**INFORMATION SUPPLIED:**
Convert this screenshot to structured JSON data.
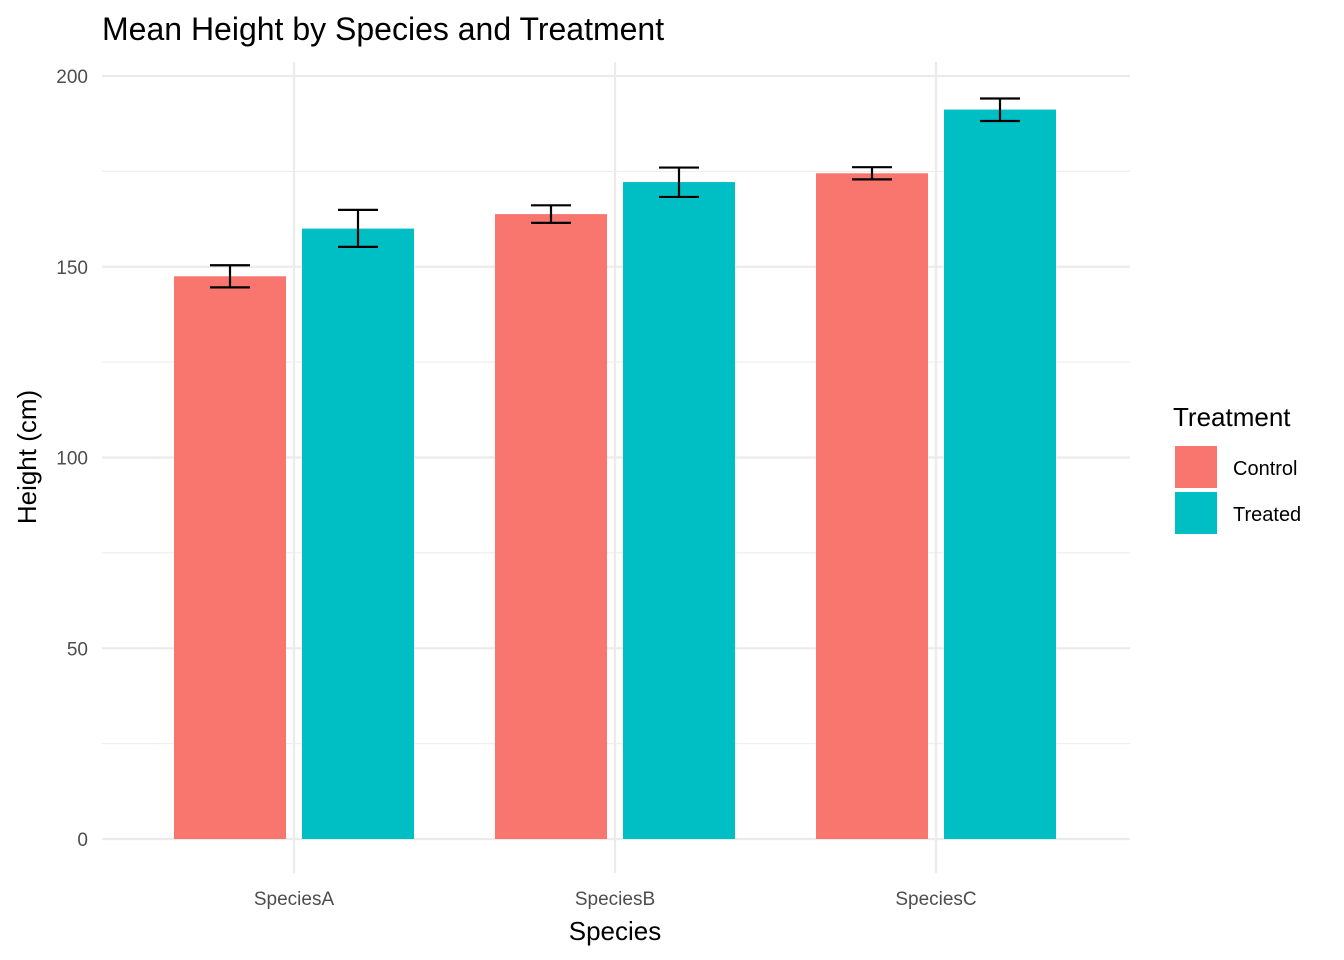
{
  "chart_data": {
    "type": "bar",
    "title": "Mean Height by Species and Treatment",
    "xlabel": "Species",
    "ylabel": "Height (cm)",
    "categories": [
      "SpeciesA",
      "SpeciesB",
      "SpeciesC"
    ],
    "ylim": [
      0,
      200
    ],
    "yticks": [
      "0",
      "50",
      "100",
      "150",
      "200"
    ],
    "grid": true,
    "legend": {
      "title": "Treatment",
      "position": "right"
    },
    "series": [
      {
        "name": "Control",
        "color": "#F8766D",
        "values": [
          147.5,
          163.8,
          174.5
        ],
        "error_low": [
          144.6,
          161.5,
          172.9
        ],
        "error_high": [
          150.4,
          166.1,
          176.1
        ]
      },
      {
        "name": "Treated",
        "color": "#00BFC4",
        "values": [
          160.0,
          172.2,
          191.2
        ],
        "error_low": [
          155.2,
          168.3,
          188.2
        ],
        "error_high": [
          164.9,
          176.0,
          194.1
        ]
      }
    ]
  }
}
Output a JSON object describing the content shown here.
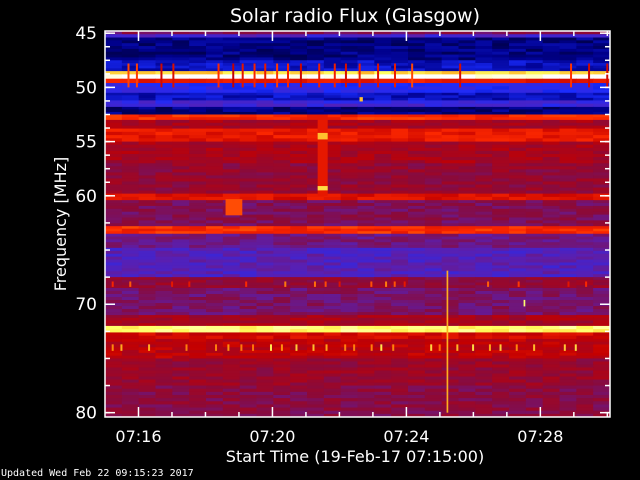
{
  "chart_data": {
    "type": "heatmap",
    "title": "Solar radio Flux (Glasgow)",
    "xlabel": "Start Time (19-Feb-17 07:15:00)",
    "ylabel": "Frequency [MHz]",
    "xlim": [
      "07:15:00",
      "07:30:05"
    ],
    "ylim": [
      80.4,
      44.8
    ],
    "y_inverted": true,
    "x_ticks": [
      "07:16",
      "07:20",
      "07:24",
      "07:28"
    ],
    "x_tick_minutes": [
      16,
      20,
      24,
      28
    ],
    "y_ticks": [
      45,
      50,
      55,
      60,
      70,
      80
    ],
    "y_tick_labels": [
      "45",
      "50",
      "55",
      "60",
      "70",
      "80"
    ],
    "colormap": [
      "#000010",
      "#00008c",
      "#1a2cff",
      "#5a1fb0",
      "#8a0a3a",
      "#c40000",
      "#ff2a00",
      "#ff9a10",
      "#ffff60",
      "#ffffff"
    ],
    "frequency_bands": [
      {
        "f": [
          44.8,
          45.1
        ],
        "level": 0.42
      },
      {
        "f": [
          45.1,
          45.4
        ],
        "level": 0.3
      },
      {
        "f": [
          45.4,
          47.5
        ],
        "level": 0.1
      },
      {
        "f": [
          47.5,
          48.5
        ],
        "level": 0.16
      },
      {
        "f": [
          48.5,
          48.8
        ],
        "level": 0.85
      },
      {
        "f": [
          48.8,
          49.2
        ],
        "level": 1.0
      },
      {
        "f": [
          49.2,
          49.6
        ],
        "level": 0.62
      },
      {
        "f": [
          49.6,
          50.5
        ],
        "level": 0.24
      },
      {
        "f": [
          50.5,
          51.2
        ],
        "level": 0.16
      },
      {
        "f": [
          51.2,
          51.8
        ],
        "level": 0.28
      },
      {
        "f": [
          51.8,
          52.5
        ],
        "level": 0.1
      },
      {
        "f": [
          52.5,
          53.0
        ],
        "level": 0.66
      },
      {
        "f": [
          53.0,
          53.8
        ],
        "level": 0.5
      },
      {
        "f": [
          53.8,
          55.0
        ],
        "level": 0.62
      },
      {
        "f": [
          55.0,
          57.0
        ],
        "level": 0.5
      },
      {
        "f": [
          57.0,
          59.8
        ],
        "level": 0.46
      },
      {
        "f": [
          59.8,
          60.4
        ],
        "level": 0.6
      },
      {
        "f": [
          60.4,
          62.8
        ],
        "level": 0.42
      },
      {
        "f": [
          62.8,
          63.5
        ],
        "level": 0.66
      },
      {
        "f": [
          63.5,
          64.8
        ],
        "level": 0.38
      },
      {
        "f": [
          64.8,
          67.5
        ],
        "level": 0.32
      },
      {
        "f": [
          67.5,
          68.5
        ],
        "level": 0.46
      },
      {
        "f": [
          68.5,
          71.0
        ],
        "level": 0.4
      },
      {
        "f": [
          71.0,
          72.0
        ],
        "level": 0.5
      },
      {
        "f": [
          72.0,
          72.6
        ],
        "level": 0.9
      },
      {
        "f": [
          72.6,
          73.2
        ],
        "level": 0.58
      },
      {
        "f": [
          73.2,
          75.0
        ],
        "level": 0.54
      },
      {
        "f": [
          75.0,
          77.5
        ],
        "level": 0.47
      },
      {
        "f": [
          77.5,
          80.4
        ],
        "level": 0.44
      }
    ],
    "periodic_spikes": [
      {
        "f": [
          47.8,
          50.0
        ],
        "level": 0.62
      },
      {
        "f": [
          67.9,
          68.4
        ],
        "level": 0.68
      },
      {
        "f": [
          73.7,
          74.3
        ],
        "level": 0.8
      }
    ],
    "bursts": [
      {
        "t": [
          6.35,
          6.65
        ],
        "f": [
          52.5,
          60.0
        ],
        "level": 0.62
      },
      {
        "t": [
          6.35,
          6.65
        ],
        "f": [
          54.2,
          54.8
        ],
        "level": 0.82
      },
      {
        "t": [
          6.35,
          6.65
        ],
        "f": [
          59.1,
          59.5
        ],
        "level": 0.85
      },
      {
        "t": [
          7.6,
          7.7
        ],
        "f": [
          50.9,
          51.3
        ],
        "level": 0.82
      },
      {
        "t": [
          10.2,
          10.25
        ],
        "f": [
          66.9,
          80.0
        ],
        "level": 0.8
      },
      {
        "t": [
          12.5,
          12.55
        ],
        "f": [
          69.6,
          70.2
        ],
        "level": 0.9
      },
      {
        "t": [
          3.6,
          4.1
        ],
        "f": [
          60.3,
          61.8
        ],
        "level": 0.7
      }
    ]
  },
  "footer": {
    "updated": "Updated Wed Feb 22 09:15:23 2017"
  }
}
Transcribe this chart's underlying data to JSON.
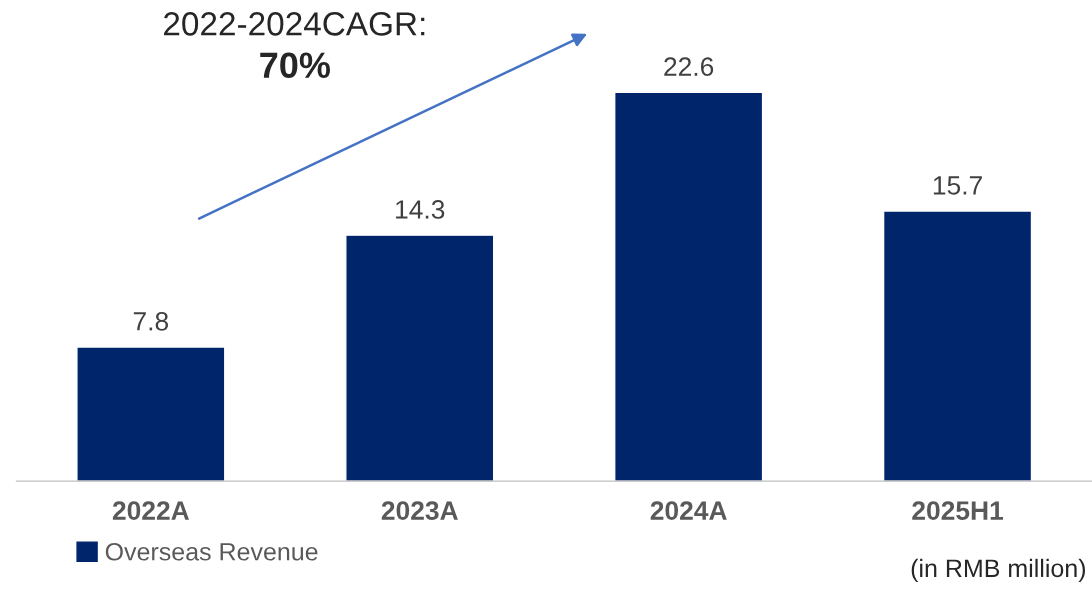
{
  "chart_data": {
    "type": "bar",
    "categories": [
      "2022A",
      "2023A",
      "2024A",
      "2025H1"
    ],
    "series": [
      {
        "name": "Overseas Revenue",
        "color": "#00256b",
        "values": [
          7.8,
          14.3,
          22.6,
          15.7
        ]
      }
    ],
    "data_labels": true,
    "legend": "bottom left",
    "grid": false,
    "annotations": [
      "2022-2024CAGR:",
      "70%",
      "(in RMB million)"
    ]
  }
}
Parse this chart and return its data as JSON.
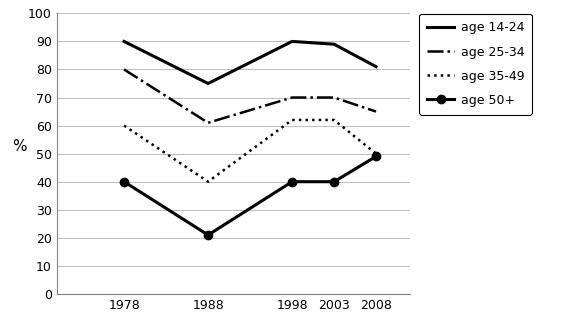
{
  "years": [
    1978,
    1988,
    1998,
    2003,
    2008
  ],
  "series": [
    {
      "label": "age 14-24",
      "values": [
        90,
        75,
        90,
        89,
        81
      ],
      "linestyle": "-",
      "linewidth": 2.2,
      "color": "#000000",
      "marker": "None",
      "markersize": 0
    },
    {
      "label": "age 25-34",
      "values": [
        80,
        61,
        70,
        70,
        65
      ],
      "linestyle": "-.",
      "linewidth": 1.8,
      "color": "#000000",
      "marker": "None",
      "markersize": 0
    },
    {
      "label": "age 35-49",
      "values": [
        60,
        40,
        62,
        62,
        50
      ],
      "linestyle": ":",
      "linewidth": 1.8,
      "color": "#000000",
      "marker": "None",
      "markersize": 0
    },
    {
      "label": "age 50+",
      "values": [
        40,
        21,
        40,
        40,
        49
      ],
      "linestyle": "-",
      "linewidth": 2.2,
      "color": "#000000",
      "marker": "o",
      "markersize": 6
    }
  ],
  "ylabel": "%",
  "ylim": [
    0,
    100
  ],
  "yticks": [
    0,
    10,
    20,
    30,
    40,
    50,
    60,
    70,
    80,
    90,
    100
  ],
  "grid_color": "#c0c0c0",
  "background_color": "#ffffff",
  "tick_fontsize": 9,
  "ylabel_fontsize": 11,
  "legend_fontsize": 9
}
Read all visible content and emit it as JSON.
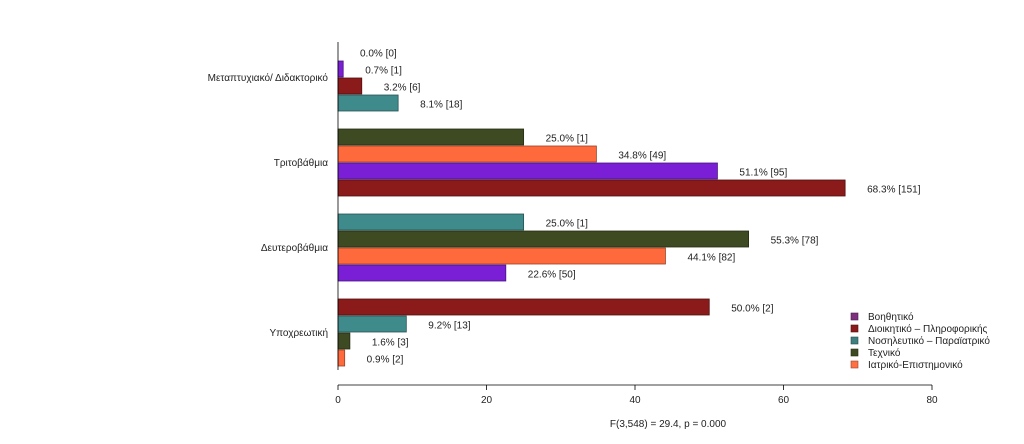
{
  "chart_data": {
    "type": "bar",
    "orientation": "horizontal",
    "title": "",
    "xlabel": "",
    "ylabel": "",
    "xlim": [
      0,
      80
    ],
    "x_ticks": [
      0,
      20,
      40,
      60,
      80
    ],
    "grid": false,
    "legend_placement": "bottom-right",
    "footnote": "F(3,548) = 29.4,   p = 0.000",
    "legend": [
      {
        "name": "Βοηθητικό",
        "color": "#7e2f7e"
      },
      {
        "name": "Διοικητικό – Πληροφορικής",
        "color": "#8b1a1a"
      },
      {
        "name": "Νοσηλευτικό – Παραϊατρικό",
        "color": "#3f7f7f"
      },
      {
        "name": "Τεχνικό",
        "color": "#3e4a22"
      },
      {
        "name": "Ιατρικό-Επιστημονικό",
        "color": "#ff7043"
      }
    ],
    "categories": [
      {
        "label": "Μεταπτυχιακό/ Διδακτορικό",
        "bars": [
          {
            "value": 0.0,
            "color": "#7a1fd6",
            "text": "0.0% [0]"
          },
          {
            "value": 0.7,
            "color": "#7a1fd6",
            "text": "0.7% [1]"
          },
          {
            "value": 3.2,
            "color": "#8b1a1a",
            "text": "3.2% [6]"
          },
          {
            "value": 8.1,
            "color": "#3f8a8a",
            "text": "8.1% [18]"
          }
        ]
      },
      {
        "label": "Τριτοβάθμια",
        "bars": [
          {
            "value": 25.0,
            "color": "#3e4a22",
            "text": "25.0% [1]"
          },
          {
            "value": 34.8,
            "color": "#ff6a3c",
            "text": "34.8% [49]"
          },
          {
            "value": 51.1,
            "color": "#7a1fd6",
            "text": "51.1% [95]"
          },
          {
            "value": 68.3,
            "color": "#8b1a1a",
            "text": "68.3% [151]"
          }
        ]
      },
      {
        "label": "Δευτεροβάθμια",
        "bars": [
          {
            "value": 25.0,
            "color": "#3f8a8a",
            "text": "25.0% [1]"
          },
          {
            "value": 55.3,
            "color": "#3e4a22",
            "text": "55.3% [78]"
          },
          {
            "value": 44.1,
            "color": "#ff6a3c",
            "text": "44.1% [82]"
          },
          {
            "value": 22.6,
            "color": "#7a1fd6",
            "text": "22.6% [50]"
          }
        ]
      },
      {
        "label": "Υποχρεωτική",
        "bars": [
          {
            "value": 50.0,
            "color": "#8b1a1a",
            "text": "50.0% [2]"
          },
          {
            "value": 9.2,
            "color": "#3f8a8a",
            "text": "9.2% [13]"
          },
          {
            "value": 1.6,
            "color": "#3e4a22",
            "text": "1.6% [3]"
          },
          {
            "value": 0.9,
            "color": "#ff6a3c",
            "text": "0.9% [2]"
          }
        ]
      }
    ]
  }
}
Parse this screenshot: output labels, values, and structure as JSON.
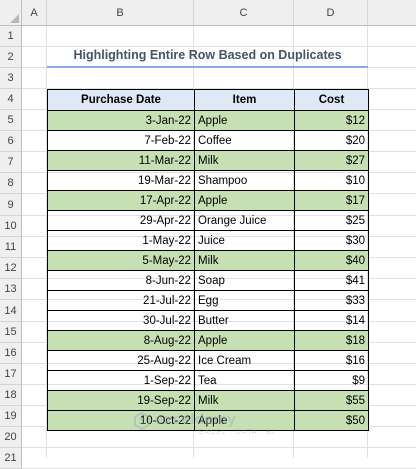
{
  "columns": [
    "A",
    "B",
    "C",
    "D"
  ],
  "rows": [
    "1",
    "2",
    "3",
    "4",
    "5",
    "6",
    "7",
    "8",
    "9",
    "10",
    "11",
    "12",
    "13",
    "14",
    "15",
    "16",
    "17",
    "18",
    "19",
    "20",
    "21"
  ],
  "title": "Highlighting Entire Row Based on Duplicates",
  "table": {
    "headers": [
      "Purchase Date",
      "Item",
      "Cost"
    ],
    "rows": [
      {
        "date": "3-Jan-22",
        "item": "Apple",
        "cost": "$12",
        "dup": true
      },
      {
        "date": "7-Feb-22",
        "item": "Coffee",
        "cost": "$20",
        "dup": false
      },
      {
        "date": "11-Mar-22",
        "item": "Milk",
        "cost": "$27",
        "dup": true
      },
      {
        "date": "19-Mar-22",
        "item": "Shampoo",
        "cost": "$10",
        "dup": false
      },
      {
        "date": "17-Apr-22",
        "item": "Apple",
        "cost": "$17",
        "dup": true
      },
      {
        "date": "29-Apr-22",
        "item": "Orange Juice",
        "cost": "$25",
        "dup": false
      },
      {
        "date": "1-May-22",
        "item": "Juice",
        "cost": "$30",
        "dup": false
      },
      {
        "date": "5-May-22",
        "item": "Milk",
        "cost": "$40",
        "dup": true
      },
      {
        "date": "8-Jun-22",
        "item": "Soap",
        "cost": "$41",
        "dup": false
      },
      {
        "date": "21-Jul-22",
        "item": "Egg",
        "cost": "$33",
        "dup": false
      },
      {
        "date": "30-Jul-22",
        "item": "Butter",
        "cost": "$14",
        "dup": false
      },
      {
        "date": "8-Aug-22",
        "item": "Apple",
        "cost": "$18",
        "dup": true
      },
      {
        "date": "25-Aug-22",
        "item": "Ice Cream",
        "cost": "$16",
        "dup": false
      },
      {
        "date": "1-Sep-22",
        "item": "Tea",
        "cost": "$9",
        "dup": false
      },
      {
        "date": "19-Sep-22",
        "item": "Milk",
        "cost": "$55",
        "dup": true
      },
      {
        "date": "10-Oct-22",
        "item": "Apple",
        "cost": "$50",
        "dup": true
      }
    ]
  },
  "colors": {
    "highlight": "#c6e0b4",
    "header_fill": "#dde9f5",
    "title_color": "#44546a",
    "title_underline": "#8ea9db"
  },
  "watermark": {
    "text": "exceldemy",
    "sub": "EXCEL · DATA · BI",
    "icon": "exceldemy-logo-icon"
  }
}
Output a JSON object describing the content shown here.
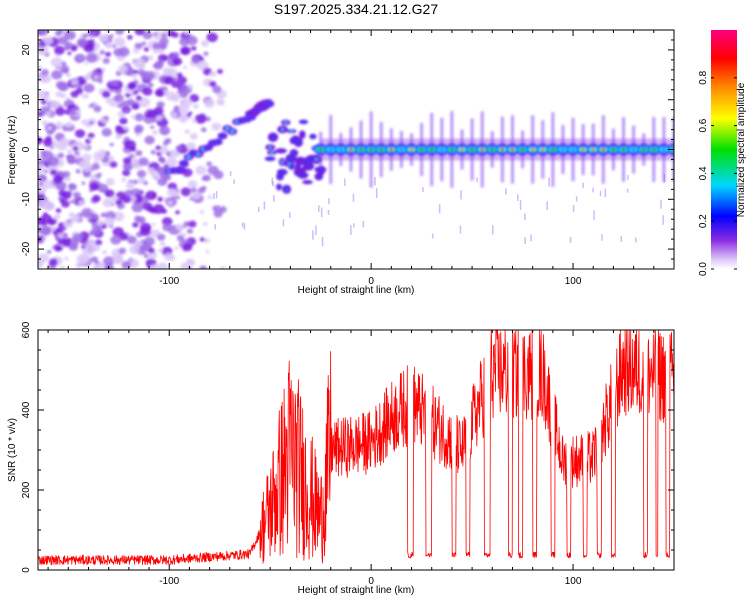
{
  "title": "S197.2025.334.21.12.G27",
  "chart_data": [
    {
      "type": "heatmap",
      "panel": "spectrogram",
      "xlabel": "Height of straight line (km)",
      "ylabel": "Frequency (Hz)",
      "xlim": [
        -165,
        150
      ],
      "ylim": [
        -24,
        24
      ],
      "xticks": [
        -100,
        0,
        100
      ],
      "yticks": [
        -20,
        -10,
        0,
        10,
        20
      ],
      "xtick_labels": [
        "-100",
        "0",
        "100"
      ],
      "ytick_labels": [
        "-20",
        "-10",
        "0",
        "10",
        "20"
      ],
      "colorbar": {
        "label": "Normalized spectral amplitude",
        "range": [
          0,
          1
        ],
        "ticks": [
          "0.0",
          "0.2",
          "0.4",
          "0.6",
          "0.8"
        ],
        "tick_values": [
          0.0,
          0.2,
          0.4,
          0.6,
          0.8
        ],
        "colors": [
          "#ffffff",
          "#dcc8f8",
          "#8a2be2",
          "#0000ff",
          "#00d8ff",
          "#00e000",
          "#ffff00",
          "#ff8000",
          "#ff0000",
          "#ff0080"
        ]
      },
      "features": {
        "noise_region_x": [
          -165,
          -80
        ],
        "rising_line": [
          [
            -100,
            -5
          ],
          [
            -60,
            7
          ],
          [
            -50,
            10
          ]
        ],
        "tone_frequency_hz": 0,
        "tone_x_start": -25,
        "tone_x_end": 150
      }
    },
    {
      "type": "line",
      "panel": "snr",
      "xlabel": "Height of straight line (km)",
      "ylabel": "SNR (10 * v/v)",
      "xlim": [
        -165,
        150
      ],
      "ylim": [
        0,
        600
      ],
      "xticks": [
        -100,
        0,
        100
      ],
      "yticks": [
        0,
        200,
        400,
        600
      ],
      "xtick_labels": [
        "-100",
        "0",
        "100"
      ],
      "ytick_labels": [
        "0",
        "200",
        "400",
        "600"
      ],
      "series": [
        {
          "name": "SNR",
          "color": "#ff0000",
          "envelope": [
            {
              "x": -165,
              "y": 25
            },
            {
              "x": -100,
              "y": 25
            },
            {
              "x": -60,
              "y": 40
            },
            {
              "x": -50,
              "y": 150
            },
            {
              "x": -40,
              "y": 300
            },
            {
              "x": -25,
              "y": 130
            },
            {
              "x": -20,
              "y": 300
            },
            {
              "x": 0,
              "y": 320
            },
            {
              "x": 10,
              "y": 380
            },
            {
              "x": 20,
              "y": 420
            },
            {
              "x": 45,
              "y": 300
            },
            {
              "x": 60,
              "y": 500
            },
            {
              "x": 85,
              "y": 490
            },
            {
              "x": 95,
              "y": 270
            },
            {
              "x": 110,
              "y": 280
            },
            {
              "x": 125,
              "y": 510
            },
            {
              "x": 150,
              "y": 480
            }
          ],
          "dropouts": [
            [
              18,
              21
            ],
            [
              27,
              30
            ],
            [
              40,
              42
            ],
            [
              47,
              49
            ],
            [
              56,
              59
            ],
            [
              68,
              70
            ],
            [
              73,
              75
            ],
            [
              80,
              82
            ],
            [
              89,
              91
            ],
            [
              97,
              99
            ],
            [
              105,
              107
            ],
            [
              112,
              114
            ],
            [
              119,
              121
            ],
            [
              135,
              137
            ],
            [
              141,
              142
            ],
            [
              146,
              148
            ]
          ]
        }
      ]
    }
  ]
}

**WRITTEN INSTRUCTION:** Each line in the listing above either holds the string "Parse" or does not; state how many do, giving the number only.

**WRITTEN RESPONSE:** 2